WORK TO COMPLETE: Copy out the part of the data below that opens with the line containing "title-format-dialog: Title Format" and closes with the line containing "separator-button-open-paren[interactable]: ( [46, 626, 148, 662]", including both of those lines and nothing else.

Element position data

⁂

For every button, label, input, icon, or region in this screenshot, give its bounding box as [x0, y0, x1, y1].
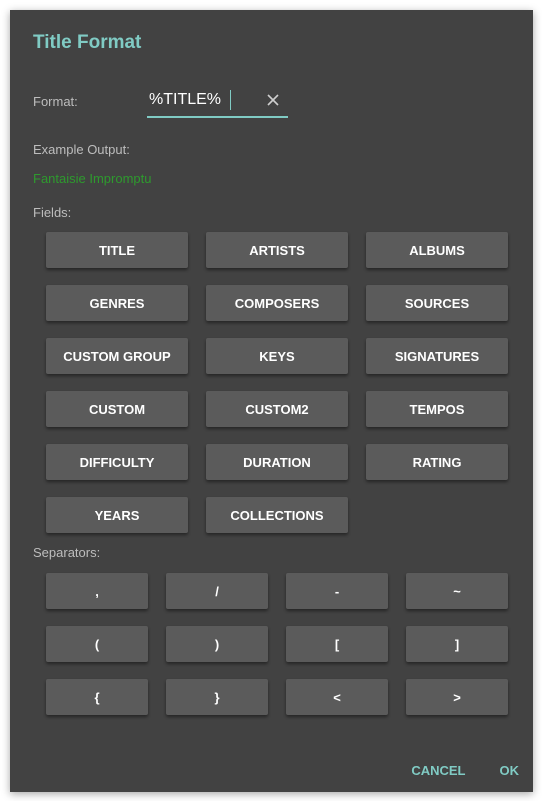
title-format-dialog: Title Format Format: Example Output: Fan… [10, 10, 533, 792]
format-field [147, 86, 288, 118]
separator-button-close-paren[interactable]: ) [166, 626, 268, 662]
separator-button-dash[interactable]: - [286, 573, 388, 609]
separator-button-open-paren[interactable]: ( [46, 626, 148, 662]
format-input[interactable] [147, 86, 259, 114]
example-output-value: Fantaisie Impromptu [33, 171, 152, 186]
separator-buttons-grid: , / - ~ ( ) [ ] { } < > [46, 573, 508, 715]
separator-button-comma[interactable]: , [46, 573, 148, 609]
separator-button-less-than[interactable]: < [286, 679, 388, 715]
fields-label: Fields: [33, 205, 72, 220]
text-caret [230, 90, 231, 110]
field-button-signatures[interactable]: SIGNATURES [366, 338, 508, 374]
field-button-duration[interactable]: DURATION [206, 444, 348, 480]
format-label: Format: [33, 94, 78, 109]
close-icon [267, 94, 279, 106]
field-button-genres[interactable]: GENRES [46, 285, 188, 321]
dialog-title: Title Format [33, 32, 142, 53]
field-button-title[interactable]: TITLE [46, 232, 188, 268]
separator-button-close-brace[interactable]: } [166, 679, 268, 715]
field-button-custom-group[interactable]: CUSTOM GROUP [46, 338, 188, 374]
separator-button-open-brace[interactable]: { [46, 679, 148, 715]
field-button-difficulty[interactable]: DIFFICULTY [46, 444, 188, 480]
field-button-keys[interactable]: KEYS [206, 338, 348, 374]
field-button-custom2[interactable]: CUSTOM2 [206, 391, 348, 427]
separator-button-greater-than[interactable]: > [406, 679, 508, 715]
separator-button-close-bracket[interactable]: ] [406, 626, 508, 662]
example-output-label: Example Output: [33, 142, 130, 157]
field-button-rating[interactable]: RATING [366, 444, 508, 480]
clear-format-button[interactable] [262, 88, 284, 112]
field-button-collections[interactable]: COLLECTIONS [206, 497, 348, 533]
field-buttons-grid: TITLE ARTISTS ALBUMS GENRES COMPOSERS SO… [46, 232, 508, 533]
field-button-sources[interactable]: SOURCES [366, 285, 508, 321]
separators-label: Separators: [33, 545, 101, 560]
field-button-years[interactable]: YEARS [46, 497, 188, 533]
field-button-custom[interactable]: CUSTOM [46, 391, 188, 427]
separator-button-tilde[interactable]: ~ [406, 573, 508, 609]
dialog-actions: CANCEL OK [411, 763, 519, 778]
field-button-albums[interactable]: ALBUMS [366, 232, 508, 268]
field-button-composers[interactable]: COMPOSERS [206, 285, 348, 321]
cancel-button[interactable]: CANCEL [411, 763, 465, 778]
ok-button[interactable]: OK [500, 763, 520, 778]
separator-button-slash[interactable]: / [166, 573, 268, 609]
field-button-artists[interactable]: ARTISTS [206, 232, 348, 268]
separator-button-open-bracket[interactable]: [ [286, 626, 388, 662]
field-button-tempos[interactable]: TEMPOS [366, 391, 508, 427]
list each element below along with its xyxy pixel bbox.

⁂

ANSWER FOR THE TASK:
title-format-dialog: Title Format Format: Example Output: Fan… [10, 10, 533, 792]
format-field [147, 86, 288, 118]
separator-button-close-paren[interactable]: ) [166, 626, 268, 662]
separator-button-dash[interactable]: - [286, 573, 388, 609]
separator-button-open-paren[interactable]: ( [46, 626, 148, 662]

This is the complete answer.